▶ Information supplied
------------------------------------------------------------------------
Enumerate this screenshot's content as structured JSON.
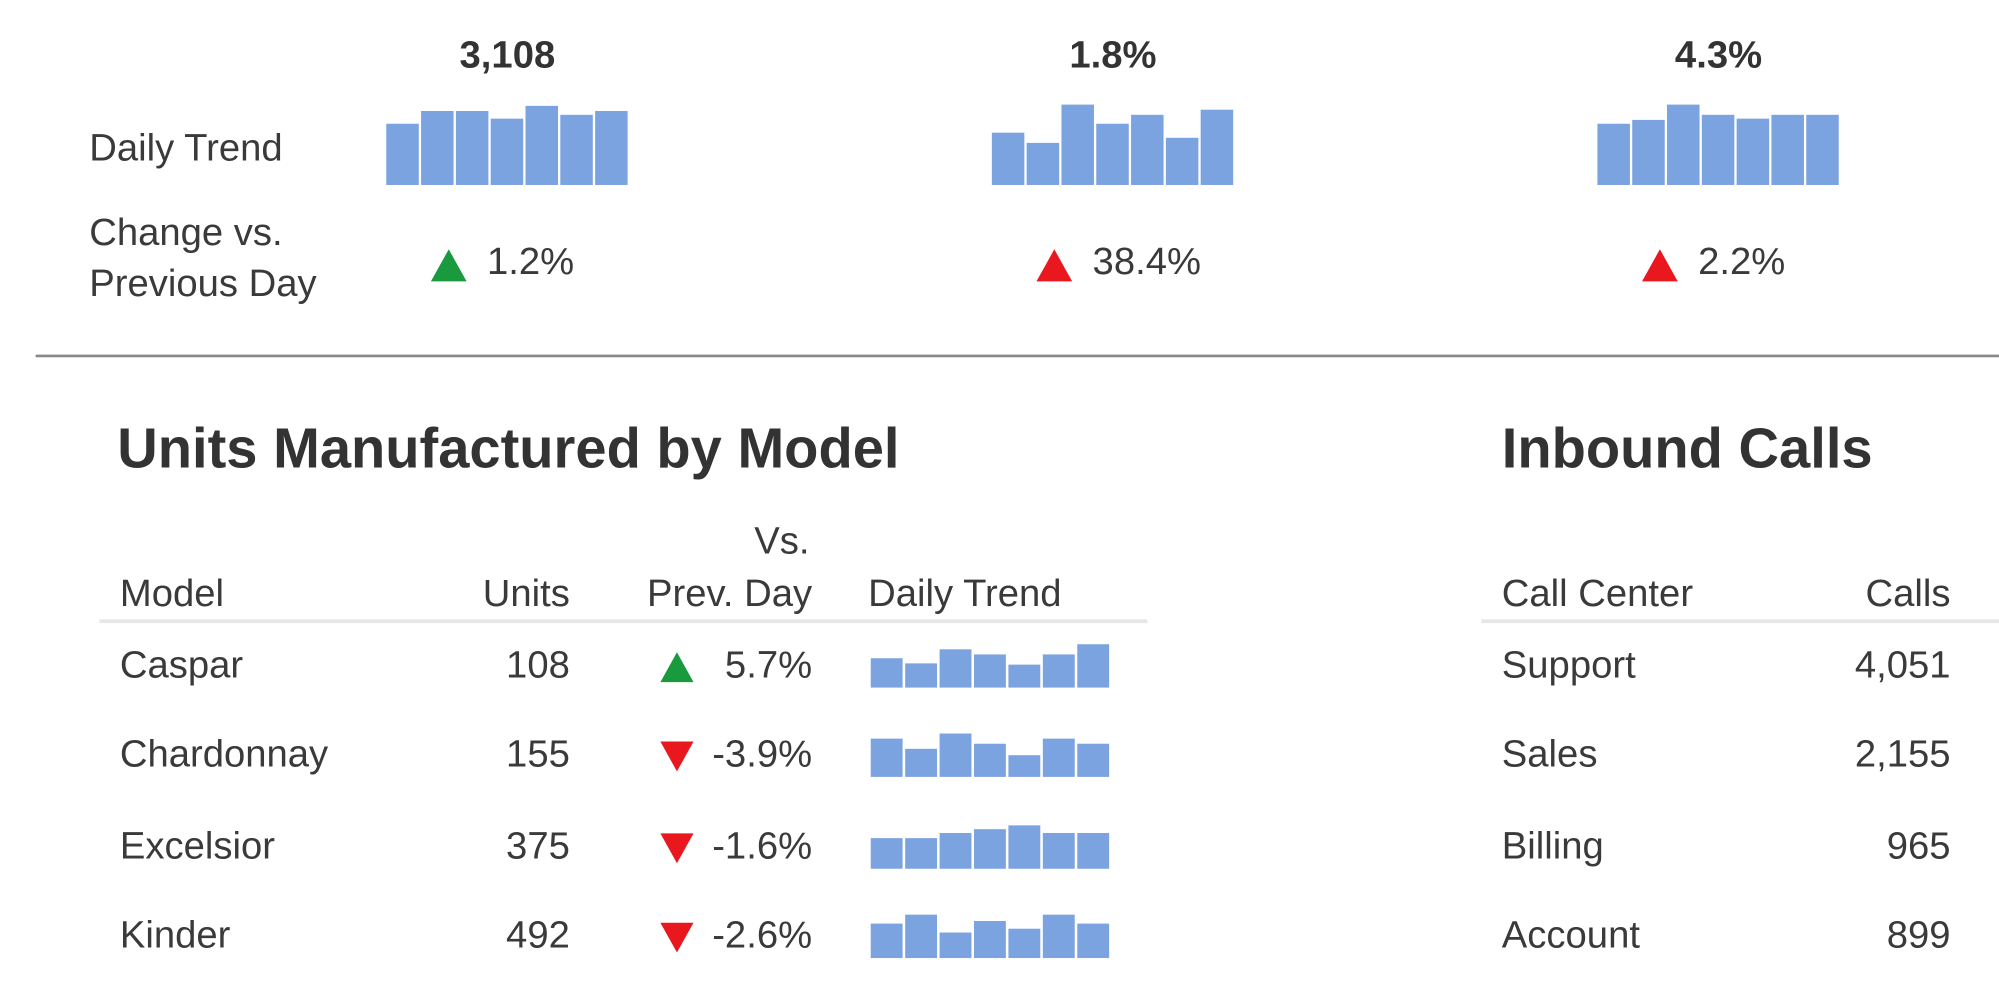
{
  "labels": {
    "daily_trend": "Daily Trend",
    "change": [
      "Change vs.",
      "Previous Day"
    ]
  },
  "kpis": [
    {
      "value": "3,108",
      "trend": [
        48,
        58,
        58,
        52,
        62,
        55,
        58
      ],
      "change": "1.2%",
      "direction": "up",
      "color": "#1a9a3f"
    },
    {
      "value": "1.8%",
      "trend": [
        41,
        33,
        63,
        48,
        55,
        37,
        59
      ],
      "change": "38.4%",
      "direction": "up",
      "color": "#e8181e"
    },
    {
      "value": "4.3%",
      "trend": [
        48,
        51,
        63,
        55,
        52,
        55,
        55
      ],
      "change": "2.2%",
      "direction": "up",
      "color": "#e8181e"
    }
  ],
  "models": {
    "title": "Units Manufactured by Model",
    "headers": {
      "model": "Model",
      "units": "Units",
      "change": [
        "Vs.",
        "Prev. Day"
      ],
      "trend": "Daily Trend"
    },
    "rows": [
      {
        "model": "Caspar",
        "units": "108",
        "change": "5.7%",
        "direction": "up",
        "color": "#1a9a3f",
        "trend": [
          23,
          19,
          30,
          26,
          18,
          26,
          34
        ]
      },
      {
        "model": "Chardonnay",
        "units": "155",
        "change": "-3.9%",
        "direction": "down",
        "color": "#e8181e",
        "trend": [
          30,
          22,
          34,
          26,
          17,
          30,
          26
        ]
      },
      {
        "model": "Excelsior",
        "units": "375",
        "change": "-1.6%",
        "direction": "down",
        "color": "#e8181e",
        "trend": [
          24,
          24,
          28,
          31,
          34,
          28,
          28
        ]
      },
      {
        "model": "Kinder",
        "units": "492",
        "change": "-2.6%",
        "direction": "down",
        "color": "#e8181e",
        "trend": [
          27,
          34,
          20,
          29,
          23,
          34,
          27
        ]
      }
    ]
  },
  "calls": {
    "title": "Inbound Calls",
    "headers": {
      "center": "Call Center",
      "calls": "Calls"
    },
    "rows": [
      {
        "center": "Support",
        "calls": "4,051"
      },
      {
        "center": "Sales",
        "calls": "2,155"
      },
      {
        "center": "Billing",
        "calls": "965"
      },
      {
        "center": "Account",
        "calls": "899"
      }
    ]
  },
  "bar_color": "#7ba3e0"
}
------------------------------------------------------------------------
▶ Set exercise
Look through the data above. Each line containing the word "center" needs to be copied.

▶ Reply to the exercise
      "center": "Call Center",
        "center": "Support",
        "center": "Sales",
        "center": "Billing",
        "center": "Account",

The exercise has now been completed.